- **Text provided**:
◆ ◆ ◆ ◆

Hahahaha, OK then let’s go one step further then.

You do agree then that infinity plus infinity equals infinity, right?

∞ + ∞ = ∞

So if we rearrange this, then

∞ = ∞ - ∞

Heck, let’s do this one further: you do agree that infinity plus infinity plus infinity equals infinity, right?

∞ + ∞ + ∞ = ∞

and from this

∞ = ∞ - ∞ - ∞

Hmm, isn’t this close to a mathematical definition of the Trinity? :slight_smile:

Edit: Well I was being facetious, ∞ - ∞ is an undefined operation: there is no definite answer to it. But still, it does point to the superrationality of the Trinity, doesn’t it? :thumbsup:

Yes, it does point to the superrationality of the Trinity. On the other hand you just answered my question 1 perfectly. Yes, it is possible for more than one infinite to exist. Only, they would have to exist as one infinite. This argument makes at LEAST as much sense as the Ontological argument for God’s existence, so that’s pretty great.

One day I’m going to write a 30,000 page systematic theology and devote the first three volumes to the way that infinity plus infinity plus infinity equals infinity. [/yes that’s facetious too]

+JMJ+

:thumbsup: And I’ll be honored to be the first one to critique your thesis [/snark :p].

MEOW!

You could put those equations on a t shirt:)

Seriously, even our physical brain processes the idea of infinity differently than the ideas of numbers.

And in mathematics, there can indeed not only be more than one infinity, but there are infinities of different sizes! (Consider the set of the whole numbers, and the real numbers; both are infinite, but the second is larger than the first.)

ICXC NIKA.

Since each person of the Holy Trinity is God in His fullness, and the three persons are in one another, then, all three persons are eternally present in God.

  1. "…the common link in these formulations is the pre-existent necessity of the Father. Is the existence of the Son and the Holy Spirit necessary and based upon the Father’s nature or contingent and based upon the Father’s will?You have misunderstood that the Father is the pre-existent necessity. Instead, God is the pre-existent necessity of all three. Now because God Loves, God is the Son, God is the Holy Spirit, and God is the Father. Therefore, the Holy Spirit, and the Son, and the Father is based upon the Divine Nature.

If the existence of the Son and the Holy Spirit is necessary, then why is this so?

◆ ◆ ◆ ◆

- **Provided material**:
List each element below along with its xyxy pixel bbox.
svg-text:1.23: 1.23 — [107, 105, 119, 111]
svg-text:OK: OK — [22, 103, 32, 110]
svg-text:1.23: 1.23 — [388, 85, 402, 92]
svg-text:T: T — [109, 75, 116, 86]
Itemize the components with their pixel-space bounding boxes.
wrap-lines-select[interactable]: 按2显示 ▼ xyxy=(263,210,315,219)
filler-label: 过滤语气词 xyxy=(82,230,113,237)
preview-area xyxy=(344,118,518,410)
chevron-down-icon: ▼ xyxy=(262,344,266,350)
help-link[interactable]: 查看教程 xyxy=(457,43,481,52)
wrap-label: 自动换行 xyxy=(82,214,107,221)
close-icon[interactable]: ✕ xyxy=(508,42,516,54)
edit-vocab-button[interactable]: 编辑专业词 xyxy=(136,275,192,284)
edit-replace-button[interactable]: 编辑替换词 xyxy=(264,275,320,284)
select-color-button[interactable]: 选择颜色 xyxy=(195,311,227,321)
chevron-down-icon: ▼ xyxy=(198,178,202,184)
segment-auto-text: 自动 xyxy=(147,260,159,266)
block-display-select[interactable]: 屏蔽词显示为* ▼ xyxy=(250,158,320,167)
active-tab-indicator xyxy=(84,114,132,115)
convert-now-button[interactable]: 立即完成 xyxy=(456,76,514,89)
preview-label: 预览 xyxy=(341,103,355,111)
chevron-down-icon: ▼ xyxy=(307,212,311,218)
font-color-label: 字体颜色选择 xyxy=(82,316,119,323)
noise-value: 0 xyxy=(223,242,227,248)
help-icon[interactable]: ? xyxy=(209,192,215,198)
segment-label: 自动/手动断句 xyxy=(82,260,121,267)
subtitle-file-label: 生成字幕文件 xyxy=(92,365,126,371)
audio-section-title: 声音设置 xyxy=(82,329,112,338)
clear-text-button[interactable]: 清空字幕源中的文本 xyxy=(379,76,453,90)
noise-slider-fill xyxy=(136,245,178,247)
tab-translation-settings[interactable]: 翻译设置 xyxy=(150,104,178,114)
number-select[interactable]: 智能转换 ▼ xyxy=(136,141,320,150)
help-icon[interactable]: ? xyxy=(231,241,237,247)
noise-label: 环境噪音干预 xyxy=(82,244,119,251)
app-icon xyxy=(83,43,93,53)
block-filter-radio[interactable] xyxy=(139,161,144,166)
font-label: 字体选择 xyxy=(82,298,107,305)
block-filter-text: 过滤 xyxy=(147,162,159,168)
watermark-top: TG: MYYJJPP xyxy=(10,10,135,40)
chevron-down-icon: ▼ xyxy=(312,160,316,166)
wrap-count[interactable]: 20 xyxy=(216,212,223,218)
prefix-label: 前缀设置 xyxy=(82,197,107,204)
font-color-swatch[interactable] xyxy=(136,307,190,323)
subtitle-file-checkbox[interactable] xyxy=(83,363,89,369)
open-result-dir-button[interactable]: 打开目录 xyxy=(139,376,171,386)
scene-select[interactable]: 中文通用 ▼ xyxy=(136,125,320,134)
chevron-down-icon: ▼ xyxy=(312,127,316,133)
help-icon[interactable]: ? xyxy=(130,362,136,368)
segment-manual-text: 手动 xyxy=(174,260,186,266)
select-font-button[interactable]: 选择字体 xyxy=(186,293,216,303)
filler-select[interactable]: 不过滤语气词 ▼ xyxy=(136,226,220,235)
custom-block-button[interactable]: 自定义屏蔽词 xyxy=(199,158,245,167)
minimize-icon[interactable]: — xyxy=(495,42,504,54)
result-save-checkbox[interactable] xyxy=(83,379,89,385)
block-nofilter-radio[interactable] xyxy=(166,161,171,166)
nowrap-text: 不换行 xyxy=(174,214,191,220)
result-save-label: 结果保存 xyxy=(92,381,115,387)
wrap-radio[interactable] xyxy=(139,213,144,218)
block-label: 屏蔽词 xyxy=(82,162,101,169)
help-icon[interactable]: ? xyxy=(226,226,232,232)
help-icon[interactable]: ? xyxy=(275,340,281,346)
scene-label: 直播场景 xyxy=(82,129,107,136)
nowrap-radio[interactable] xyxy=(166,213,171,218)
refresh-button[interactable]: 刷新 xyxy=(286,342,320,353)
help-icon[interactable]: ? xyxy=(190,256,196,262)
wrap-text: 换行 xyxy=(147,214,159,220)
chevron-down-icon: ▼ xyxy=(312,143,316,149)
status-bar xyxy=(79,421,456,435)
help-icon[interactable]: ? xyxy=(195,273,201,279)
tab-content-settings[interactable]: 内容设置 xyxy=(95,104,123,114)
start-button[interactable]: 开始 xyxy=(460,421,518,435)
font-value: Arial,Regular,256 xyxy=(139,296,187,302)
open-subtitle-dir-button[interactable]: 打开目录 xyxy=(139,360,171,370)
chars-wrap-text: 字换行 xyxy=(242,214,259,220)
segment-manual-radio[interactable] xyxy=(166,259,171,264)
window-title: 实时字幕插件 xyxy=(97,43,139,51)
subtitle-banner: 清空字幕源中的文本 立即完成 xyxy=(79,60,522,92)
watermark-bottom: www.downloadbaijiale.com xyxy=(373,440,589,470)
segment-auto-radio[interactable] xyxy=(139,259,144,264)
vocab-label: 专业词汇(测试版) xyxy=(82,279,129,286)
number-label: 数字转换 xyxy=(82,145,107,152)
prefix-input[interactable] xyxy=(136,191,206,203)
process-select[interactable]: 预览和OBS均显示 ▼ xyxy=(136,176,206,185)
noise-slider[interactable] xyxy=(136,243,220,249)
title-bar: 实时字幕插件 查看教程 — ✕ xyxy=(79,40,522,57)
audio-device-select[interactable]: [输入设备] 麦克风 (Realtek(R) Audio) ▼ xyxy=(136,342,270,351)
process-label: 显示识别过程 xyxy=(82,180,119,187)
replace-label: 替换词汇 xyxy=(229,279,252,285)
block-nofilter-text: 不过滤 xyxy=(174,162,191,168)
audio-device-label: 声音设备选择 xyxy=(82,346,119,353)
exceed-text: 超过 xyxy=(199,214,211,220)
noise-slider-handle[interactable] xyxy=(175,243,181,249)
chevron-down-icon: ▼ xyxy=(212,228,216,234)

◆ ◆ ◆ ◆

- **Your tasks**:
• a. Reproduce the part of the discussion about infinity and the Trinity from "Edit: Well I" to "a t shirt:)", word for word.
• b. Carry on the discussion about infinity and the Trinity, starting right after its last sentence.
The rows come from a different source than the discussion about infinity and the Trinity.

- **Responses to the exercise**:
• a.
Edit: Well I was being facetious, ∞ - ∞ is an undefined operation: there is no definite answer to it. But still, it does point to the superrationality of the Trinity, doesn’t it? :thumbsup:

Yes, it does point to the superrationality of the Trinity. On the other hand you just answered my question 1 perfectly. Yes, it is possible for more than one infinite to exist. Only, they would have to exist as one infinite. This argument makes at LEAST as much sense as the Ontological argument for God’s existence, so that’s pretty great.

One day I’m going to write a 30,000 page systematic theology and devote the first three volumes to the way that infinity plus infinity plus infinity equals infinity. [/yes that’s facetious too]

+JMJ+

:thumbsup: And I’ll be honored to be the first one to critique your thesis [/snark :p].

MEOW!

You could put those equations on a t shirt:)

• b.
Since there are three distinct ways to express any divine attribute (eternally, eternally begotten, and eternally proceeding), God’s divine nature (Unconditional Love) necessitates the expression of all three.

  1. “…Jesus’ perception was veiled, and he intentionally did not make use of his being all-powerful or his being all-knowing.

Once again you are understandably mistaken. Jesus never ceases use of his all-powerful & all-knowing being, even throughout his work on earth.

If you got this far, thank you for taking the time to read this, and I pray that God can work through this community to help address my difficulties.

Thank you very much for sharing your time, consideration, and excellent food for thought! I pray that God continues working through you to help me address my difficulties.

May the peace and joy of living for Christ be always with you!

First remember this No One fully understands the Trinity. That is why it is called a great Mystery.

We only know it exists because Jesus revealed to us he IS God in the SON. And the before Abraham I AM!

God has always existed and Jesus taught us there are 3 persons in One God. He never explained HOW this can be possible, only that it is!

SO we know that when Jesus is present God is truly present. true God from true God.
When the Father is present God is truly Present because the Father is God.
The Holy Spirit God again.

God from God, Light from Light, True God from True God. begotten not Made.

Where the mystery begins is the Father is not the Son, the Son is not the Father and the Father is not the Holy Spirit. Yet ALL ONE GOD!

True Mystery. why? Because God has never revealed human reasoning, This is Divine.